**SET TASK:** Lines that include the word "GOES" are the ones to copy.

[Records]
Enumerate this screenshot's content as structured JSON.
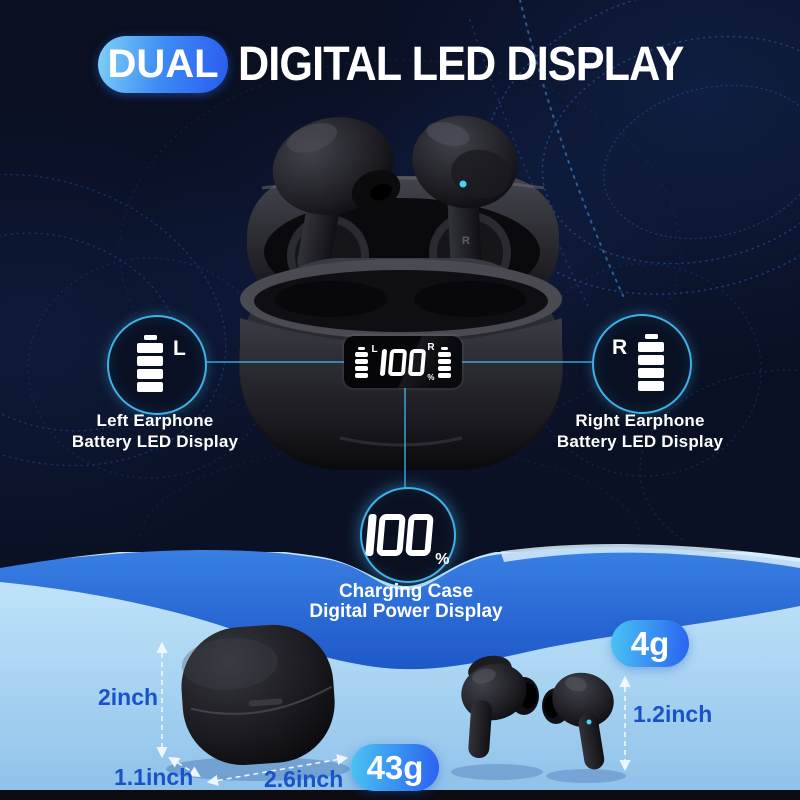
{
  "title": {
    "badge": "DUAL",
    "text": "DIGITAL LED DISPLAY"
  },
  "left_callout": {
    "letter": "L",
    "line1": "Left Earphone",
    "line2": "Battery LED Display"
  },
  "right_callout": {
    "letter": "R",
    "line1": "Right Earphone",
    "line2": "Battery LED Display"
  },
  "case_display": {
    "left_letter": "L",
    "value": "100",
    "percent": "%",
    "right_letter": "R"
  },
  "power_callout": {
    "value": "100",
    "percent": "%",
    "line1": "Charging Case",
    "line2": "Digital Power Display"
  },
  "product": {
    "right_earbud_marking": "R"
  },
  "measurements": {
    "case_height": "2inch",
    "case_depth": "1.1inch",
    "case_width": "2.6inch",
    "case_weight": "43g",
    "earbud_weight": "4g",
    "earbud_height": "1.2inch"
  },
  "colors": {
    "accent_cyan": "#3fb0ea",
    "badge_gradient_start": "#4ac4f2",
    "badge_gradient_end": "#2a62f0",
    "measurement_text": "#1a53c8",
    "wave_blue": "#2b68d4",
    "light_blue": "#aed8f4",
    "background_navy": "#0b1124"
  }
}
...
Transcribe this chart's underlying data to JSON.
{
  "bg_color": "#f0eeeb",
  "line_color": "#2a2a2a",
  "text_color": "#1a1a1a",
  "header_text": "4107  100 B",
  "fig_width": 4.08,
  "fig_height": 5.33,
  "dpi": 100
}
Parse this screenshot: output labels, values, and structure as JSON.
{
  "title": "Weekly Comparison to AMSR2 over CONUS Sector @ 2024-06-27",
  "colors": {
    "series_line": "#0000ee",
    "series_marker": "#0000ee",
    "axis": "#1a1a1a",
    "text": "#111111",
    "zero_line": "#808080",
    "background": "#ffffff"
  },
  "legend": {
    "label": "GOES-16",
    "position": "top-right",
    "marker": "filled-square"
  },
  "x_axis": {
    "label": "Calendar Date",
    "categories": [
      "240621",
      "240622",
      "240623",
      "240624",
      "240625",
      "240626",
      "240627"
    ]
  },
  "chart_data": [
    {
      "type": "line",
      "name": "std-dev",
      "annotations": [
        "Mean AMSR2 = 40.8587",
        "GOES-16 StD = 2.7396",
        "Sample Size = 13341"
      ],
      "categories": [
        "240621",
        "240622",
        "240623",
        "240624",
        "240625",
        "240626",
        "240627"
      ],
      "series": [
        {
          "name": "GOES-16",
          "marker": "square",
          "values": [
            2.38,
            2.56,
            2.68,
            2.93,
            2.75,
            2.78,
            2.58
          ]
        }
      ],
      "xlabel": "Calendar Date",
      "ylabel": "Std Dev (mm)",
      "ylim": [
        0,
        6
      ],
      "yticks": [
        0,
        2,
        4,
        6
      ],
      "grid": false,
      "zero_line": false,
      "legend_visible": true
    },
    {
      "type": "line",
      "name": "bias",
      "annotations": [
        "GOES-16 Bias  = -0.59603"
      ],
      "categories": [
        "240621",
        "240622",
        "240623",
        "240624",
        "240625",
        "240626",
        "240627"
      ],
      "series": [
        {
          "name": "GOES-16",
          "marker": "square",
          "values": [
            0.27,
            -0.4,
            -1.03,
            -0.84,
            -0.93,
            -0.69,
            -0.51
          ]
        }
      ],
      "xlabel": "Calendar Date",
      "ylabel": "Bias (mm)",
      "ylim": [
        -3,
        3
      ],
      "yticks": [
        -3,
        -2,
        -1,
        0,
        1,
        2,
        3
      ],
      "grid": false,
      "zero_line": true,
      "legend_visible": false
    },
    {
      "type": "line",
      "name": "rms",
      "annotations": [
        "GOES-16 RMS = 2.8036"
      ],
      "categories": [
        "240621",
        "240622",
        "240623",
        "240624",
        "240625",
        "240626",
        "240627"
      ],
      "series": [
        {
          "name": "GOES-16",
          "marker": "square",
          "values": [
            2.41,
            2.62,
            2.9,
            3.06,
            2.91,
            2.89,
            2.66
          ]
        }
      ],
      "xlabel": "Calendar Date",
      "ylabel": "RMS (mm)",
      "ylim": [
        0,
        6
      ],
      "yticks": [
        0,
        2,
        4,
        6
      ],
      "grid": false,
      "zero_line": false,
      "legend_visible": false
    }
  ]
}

**TASK OUTPUT:**
    "label": "GOES-16",
        "GOES-16 StD = 2.7396",
          "name": "GOES-16",
        "GOES-16 Bias  = -0.59603"
          "name": "GOES-16",
        "GOES-16 RMS = 2.8036"
          "name": "GOES-16",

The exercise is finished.